## START

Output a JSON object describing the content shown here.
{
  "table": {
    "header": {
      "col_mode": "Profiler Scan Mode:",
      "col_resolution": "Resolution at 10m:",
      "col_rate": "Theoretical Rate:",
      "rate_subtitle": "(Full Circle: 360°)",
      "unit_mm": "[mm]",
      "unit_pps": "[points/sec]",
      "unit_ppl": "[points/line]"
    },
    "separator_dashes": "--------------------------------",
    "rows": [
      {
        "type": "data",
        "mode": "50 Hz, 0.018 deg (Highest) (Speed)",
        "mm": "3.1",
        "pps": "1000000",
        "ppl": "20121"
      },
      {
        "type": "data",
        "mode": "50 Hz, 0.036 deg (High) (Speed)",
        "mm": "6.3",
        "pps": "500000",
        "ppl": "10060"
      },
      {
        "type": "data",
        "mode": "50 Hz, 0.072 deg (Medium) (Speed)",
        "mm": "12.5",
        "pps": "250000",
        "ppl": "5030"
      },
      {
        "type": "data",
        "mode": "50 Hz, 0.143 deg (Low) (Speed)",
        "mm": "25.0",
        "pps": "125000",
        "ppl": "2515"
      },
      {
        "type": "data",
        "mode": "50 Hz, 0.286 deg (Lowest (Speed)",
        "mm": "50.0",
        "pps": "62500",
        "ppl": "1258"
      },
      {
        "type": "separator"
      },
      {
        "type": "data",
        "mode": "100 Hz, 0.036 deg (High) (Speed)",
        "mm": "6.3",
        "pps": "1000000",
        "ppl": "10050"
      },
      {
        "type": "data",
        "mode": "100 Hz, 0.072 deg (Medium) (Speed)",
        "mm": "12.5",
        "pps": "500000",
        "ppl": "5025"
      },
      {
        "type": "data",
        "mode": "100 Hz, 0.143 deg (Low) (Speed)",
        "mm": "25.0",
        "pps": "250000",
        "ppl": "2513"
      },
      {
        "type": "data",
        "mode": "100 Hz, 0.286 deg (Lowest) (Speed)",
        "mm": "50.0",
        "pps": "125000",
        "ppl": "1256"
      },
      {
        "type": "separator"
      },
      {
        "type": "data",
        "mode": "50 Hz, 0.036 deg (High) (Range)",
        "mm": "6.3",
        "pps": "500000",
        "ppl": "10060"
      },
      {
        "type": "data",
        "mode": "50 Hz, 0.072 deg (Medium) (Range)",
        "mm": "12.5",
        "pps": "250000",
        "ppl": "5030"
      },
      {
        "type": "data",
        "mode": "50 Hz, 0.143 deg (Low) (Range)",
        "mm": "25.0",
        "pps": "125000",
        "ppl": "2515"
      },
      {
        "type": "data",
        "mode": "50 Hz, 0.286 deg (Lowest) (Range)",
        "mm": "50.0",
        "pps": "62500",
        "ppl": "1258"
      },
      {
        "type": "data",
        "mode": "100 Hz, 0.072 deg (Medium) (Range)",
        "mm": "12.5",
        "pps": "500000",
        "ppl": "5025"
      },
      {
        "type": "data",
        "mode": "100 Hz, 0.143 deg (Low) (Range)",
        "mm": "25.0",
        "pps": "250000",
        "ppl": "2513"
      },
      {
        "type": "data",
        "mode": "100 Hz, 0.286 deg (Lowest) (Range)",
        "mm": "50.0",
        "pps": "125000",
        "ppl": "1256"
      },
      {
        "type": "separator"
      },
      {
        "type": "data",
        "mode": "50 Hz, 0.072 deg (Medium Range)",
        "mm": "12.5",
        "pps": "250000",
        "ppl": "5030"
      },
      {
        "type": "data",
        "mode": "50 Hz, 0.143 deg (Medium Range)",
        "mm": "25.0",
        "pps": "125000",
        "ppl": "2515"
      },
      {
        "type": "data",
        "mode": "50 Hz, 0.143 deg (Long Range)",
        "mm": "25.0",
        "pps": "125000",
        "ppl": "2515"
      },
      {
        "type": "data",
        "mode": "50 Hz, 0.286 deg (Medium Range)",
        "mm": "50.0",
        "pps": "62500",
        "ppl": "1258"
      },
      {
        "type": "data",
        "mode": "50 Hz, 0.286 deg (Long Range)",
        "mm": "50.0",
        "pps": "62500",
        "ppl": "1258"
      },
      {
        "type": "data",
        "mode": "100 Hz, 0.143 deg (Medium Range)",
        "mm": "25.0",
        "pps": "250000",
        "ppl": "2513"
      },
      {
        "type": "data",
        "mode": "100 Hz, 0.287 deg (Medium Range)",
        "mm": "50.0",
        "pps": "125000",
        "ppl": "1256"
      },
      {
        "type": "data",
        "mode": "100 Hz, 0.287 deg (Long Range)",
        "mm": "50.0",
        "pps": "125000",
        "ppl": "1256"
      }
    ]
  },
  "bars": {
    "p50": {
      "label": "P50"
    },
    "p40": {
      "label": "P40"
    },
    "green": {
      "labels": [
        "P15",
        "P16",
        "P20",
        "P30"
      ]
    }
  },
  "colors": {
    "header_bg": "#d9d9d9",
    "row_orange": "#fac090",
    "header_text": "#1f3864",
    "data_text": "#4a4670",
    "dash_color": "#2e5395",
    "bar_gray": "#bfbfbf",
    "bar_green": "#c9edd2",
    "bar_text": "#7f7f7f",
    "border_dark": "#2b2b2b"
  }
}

## END

Stated task
Copy out each line of the records that holds the string "Long".

Exercise result
        "mode": "50 Hz, 0.143 deg (Long Range)",
        "mode": "50 Hz, 0.286 deg (Long Range)",
        "mode": "100 Hz, 0.287 deg (Long Range)",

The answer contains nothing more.